Copy out the material below with each occurrence of "watermark" replaced by "copyright-notice", and keep everything else unchanged.

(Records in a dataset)
- - -
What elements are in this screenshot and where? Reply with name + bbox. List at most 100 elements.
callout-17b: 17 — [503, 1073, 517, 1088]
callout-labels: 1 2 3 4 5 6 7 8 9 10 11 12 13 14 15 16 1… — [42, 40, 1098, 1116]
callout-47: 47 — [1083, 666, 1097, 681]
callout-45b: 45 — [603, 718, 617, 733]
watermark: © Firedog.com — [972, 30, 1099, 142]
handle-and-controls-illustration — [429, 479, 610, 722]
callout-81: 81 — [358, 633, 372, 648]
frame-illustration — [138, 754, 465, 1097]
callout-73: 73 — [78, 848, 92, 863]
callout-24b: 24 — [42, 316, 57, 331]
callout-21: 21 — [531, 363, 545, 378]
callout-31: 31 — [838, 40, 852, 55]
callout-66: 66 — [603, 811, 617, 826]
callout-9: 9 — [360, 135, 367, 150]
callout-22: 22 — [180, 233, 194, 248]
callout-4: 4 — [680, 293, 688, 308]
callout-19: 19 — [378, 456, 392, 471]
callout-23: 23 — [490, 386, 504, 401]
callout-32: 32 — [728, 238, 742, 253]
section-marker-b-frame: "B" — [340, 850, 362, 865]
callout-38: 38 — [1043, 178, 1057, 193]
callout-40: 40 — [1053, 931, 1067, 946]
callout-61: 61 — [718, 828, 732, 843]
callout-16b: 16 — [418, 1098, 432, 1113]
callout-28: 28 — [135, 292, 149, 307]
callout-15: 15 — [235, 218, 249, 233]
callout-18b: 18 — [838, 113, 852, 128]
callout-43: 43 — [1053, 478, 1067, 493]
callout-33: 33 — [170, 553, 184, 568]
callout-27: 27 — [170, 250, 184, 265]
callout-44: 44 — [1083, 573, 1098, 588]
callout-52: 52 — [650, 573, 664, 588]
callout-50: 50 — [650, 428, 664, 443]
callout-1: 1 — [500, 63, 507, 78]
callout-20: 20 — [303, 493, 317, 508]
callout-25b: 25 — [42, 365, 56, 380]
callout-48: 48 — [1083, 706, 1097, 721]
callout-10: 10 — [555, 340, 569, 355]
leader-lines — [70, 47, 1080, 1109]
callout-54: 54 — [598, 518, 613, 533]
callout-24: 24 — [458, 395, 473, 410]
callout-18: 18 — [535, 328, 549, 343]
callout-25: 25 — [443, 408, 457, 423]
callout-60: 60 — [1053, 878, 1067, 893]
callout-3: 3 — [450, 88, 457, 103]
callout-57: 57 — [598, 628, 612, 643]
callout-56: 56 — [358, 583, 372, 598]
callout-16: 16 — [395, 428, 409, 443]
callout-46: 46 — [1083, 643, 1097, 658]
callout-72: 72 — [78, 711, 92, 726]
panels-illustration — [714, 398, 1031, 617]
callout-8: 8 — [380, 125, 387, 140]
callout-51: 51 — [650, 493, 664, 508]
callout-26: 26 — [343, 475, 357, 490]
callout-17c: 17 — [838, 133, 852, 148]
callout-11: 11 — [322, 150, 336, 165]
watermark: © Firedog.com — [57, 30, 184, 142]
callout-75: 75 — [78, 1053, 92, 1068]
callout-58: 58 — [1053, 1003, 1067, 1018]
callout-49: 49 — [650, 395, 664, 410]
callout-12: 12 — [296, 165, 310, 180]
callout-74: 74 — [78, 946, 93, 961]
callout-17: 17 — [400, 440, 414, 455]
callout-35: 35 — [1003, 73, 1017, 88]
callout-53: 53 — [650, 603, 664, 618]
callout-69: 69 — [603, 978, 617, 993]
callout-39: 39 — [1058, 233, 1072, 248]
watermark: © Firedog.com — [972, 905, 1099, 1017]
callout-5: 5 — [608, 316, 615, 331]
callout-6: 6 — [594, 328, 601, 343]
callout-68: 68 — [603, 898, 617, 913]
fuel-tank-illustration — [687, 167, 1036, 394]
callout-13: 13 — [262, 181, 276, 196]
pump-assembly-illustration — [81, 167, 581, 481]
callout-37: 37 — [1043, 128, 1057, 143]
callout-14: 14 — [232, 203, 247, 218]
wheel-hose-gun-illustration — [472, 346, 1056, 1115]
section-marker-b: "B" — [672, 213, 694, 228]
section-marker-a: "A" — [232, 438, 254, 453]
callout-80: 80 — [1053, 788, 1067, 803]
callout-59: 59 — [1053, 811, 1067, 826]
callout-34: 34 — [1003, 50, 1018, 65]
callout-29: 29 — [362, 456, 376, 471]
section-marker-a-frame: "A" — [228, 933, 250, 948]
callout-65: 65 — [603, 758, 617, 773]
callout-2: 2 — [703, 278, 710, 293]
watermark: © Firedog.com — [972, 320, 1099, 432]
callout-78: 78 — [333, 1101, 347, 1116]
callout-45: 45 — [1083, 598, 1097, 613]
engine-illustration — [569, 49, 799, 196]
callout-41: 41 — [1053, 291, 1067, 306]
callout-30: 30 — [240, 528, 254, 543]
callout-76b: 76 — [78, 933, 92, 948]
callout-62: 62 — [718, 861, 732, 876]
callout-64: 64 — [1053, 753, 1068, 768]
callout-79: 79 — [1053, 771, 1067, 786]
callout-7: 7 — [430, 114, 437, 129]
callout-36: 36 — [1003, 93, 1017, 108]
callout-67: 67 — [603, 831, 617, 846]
- - -
**Finished exercise:**
What elements are in this screenshot and where? Reply with name + bbox. List at most 100 elements.
callout-17b: 17 — [503, 1073, 517, 1088]
callout-labels: 1 2 3 4 5 6 7 8 9 10 11 12 13 14 15 16 1… — [42, 40, 1098, 1116]
callout-47: 47 — [1083, 666, 1097, 681]
callout-45b: 45 — [603, 718, 617, 733]
copyright-notice: © Firedog.com — [972, 30, 1099, 142]
handle-and-controls-illustration — [429, 479, 610, 722]
callout-81: 81 — [358, 633, 372, 648]
frame-illustration — [138, 754, 465, 1097]
callout-73: 73 — [78, 848, 92, 863]
callout-24b: 24 — [42, 316, 57, 331]
callout-21: 21 — [531, 363, 545, 378]
callout-31: 31 — [838, 40, 852, 55]
callout-66: 66 — [603, 811, 617, 826]
callout-9: 9 — [360, 135, 367, 150]
callout-22: 22 — [180, 233, 194, 248]
callout-4: 4 — [680, 293, 688, 308]
callout-19: 19 — [378, 456, 392, 471]
callout-23: 23 — [490, 386, 504, 401]
callout-32: 32 — [728, 238, 742, 253]
section-marker-b-frame: "B" — [340, 850, 362, 865]
callout-38: 38 — [1043, 178, 1057, 193]
callout-40: 40 — [1053, 931, 1067, 946]
callout-61: 61 — [718, 828, 732, 843]
callout-16b: 16 — [418, 1098, 432, 1113]
callout-28: 28 — [135, 292, 149, 307]
callout-15: 15 — [235, 218, 249, 233]
callout-18b: 18 — [838, 113, 852, 128]
callout-43: 43 — [1053, 478, 1067, 493]
callout-33: 33 — [170, 553, 184, 568]
callout-27: 27 — [170, 250, 184, 265]
callout-44: 44 — [1083, 573, 1098, 588]
callout-52: 52 — [650, 573, 664, 588]
callout-50: 50 — [650, 428, 664, 443]
callout-1: 1 — [500, 63, 507, 78]
callout-20: 20 — [303, 493, 317, 508]
callout-25b: 25 — [42, 365, 56, 380]
callout-48: 48 — [1083, 706, 1097, 721]
callout-10: 10 — [555, 340, 569, 355]
leader-lines — [70, 47, 1080, 1109]
callout-54: 54 — [598, 518, 613, 533]
callout-24: 24 — [458, 395, 473, 410]
callout-18: 18 — [535, 328, 549, 343]
callout-25: 25 — [443, 408, 457, 423]
callout-60: 60 — [1053, 878, 1067, 893]
callout-3: 3 — [450, 88, 457, 103]
callout-57: 57 — [598, 628, 612, 643]
callout-56: 56 — [358, 583, 372, 598]
callout-16: 16 — [395, 428, 409, 443]
callout-46: 46 — [1083, 643, 1097, 658]
callout-72: 72 — [78, 711, 92, 726]
panels-illustration — [714, 398, 1031, 617]
callout-8: 8 — [380, 125, 387, 140]
callout-51: 51 — [650, 493, 664, 508]
callout-26: 26 — [343, 475, 357, 490]
callout-17c: 17 — [838, 133, 852, 148]
callout-11: 11 — [322, 150, 336, 165]
copyright-notice: © Firedog.com — [57, 30, 184, 142]
callout-75: 75 — [78, 1053, 92, 1068]
callout-58: 58 — [1053, 1003, 1067, 1018]
callout-49: 49 — [650, 395, 664, 410]
callout-12: 12 — [296, 165, 310, 180]
callout-74: 74 — [78, 946, 93, 961]
callout-17: 17 — [400, 440, 414, 455]
callout-35: 35 — [1003, 73, 1017, 88]
callout-53: 53 — [650, 603, 664, 618]
callout-69: 69 — [603, 978, 617, 993]
callout-39: 39 — [1058, 233, 1072, 248]
copyright-notice: © Firedog.com — [972, 905, 1099, 1017]
callout-5: 5 — [608, 316, 615, 331]
callout-6: 6 — [594, 328, 601, 343]
callout-68: 68 — [603, 898, 617, 913]
fuel-tank-illustration — [687, 167, 1036, 394]
callout-13: 13 — [262, 181, 276, 196]
pump-assembly-illustration — [81, 167, 581, 481]
callout-37: 37 — [1043, 128, 1057, 143]
callout-14: 14 — [232, 203, 247, 218]
wheel-hose-gun-illustration — [472, 346, 1056, 1115]
section-marker-b: "B" — [672, 213, 694, 228]
section-marker-a: "A" — [232, 438, 254, 453]
callout-80: 80 — [1053, 788, 1067, 803]
callout-59: 59 — [1053, 811, 1067, 826]
callout-34: 34 — [1003, 50, 1018, 65]
callout-29: 29 — [362, 456, 376, 471]
section-marker-a-frame: "A" — [228, 933, 250, 948]
callout-65: 65 — [603, 758, 617, 773]
callout-2: 2 — [703, 278, 710, 293]
copyright-notice: © Firedog.com — [972, 320, 1099, 432]
callout-78: 78 — [333, 1101, 347, 1116]
callout-45: 45 — [1083, 598, 1097, 613]
engine-illustration — [569, 49, 799, 196]
callout-41: 41 — [1053, 291, 1067, 306]
callout-30: 30 — [240, 528, 254, 543]
callout-76b: 76 — [78, 933, 92, 948]
callout-62: 62 — [718, 861, 732, 876]
callout-64: 64 — [1053, 753, 1068, 768]
callout-79: 79 — [1053, 771, 1067, 786]
callout-7: 7 — [430, 114, 437, 129]
callout-36: 36 — [1003, 93, 1017, 108]
callout-67: 67 — [603, 831, 617, 846]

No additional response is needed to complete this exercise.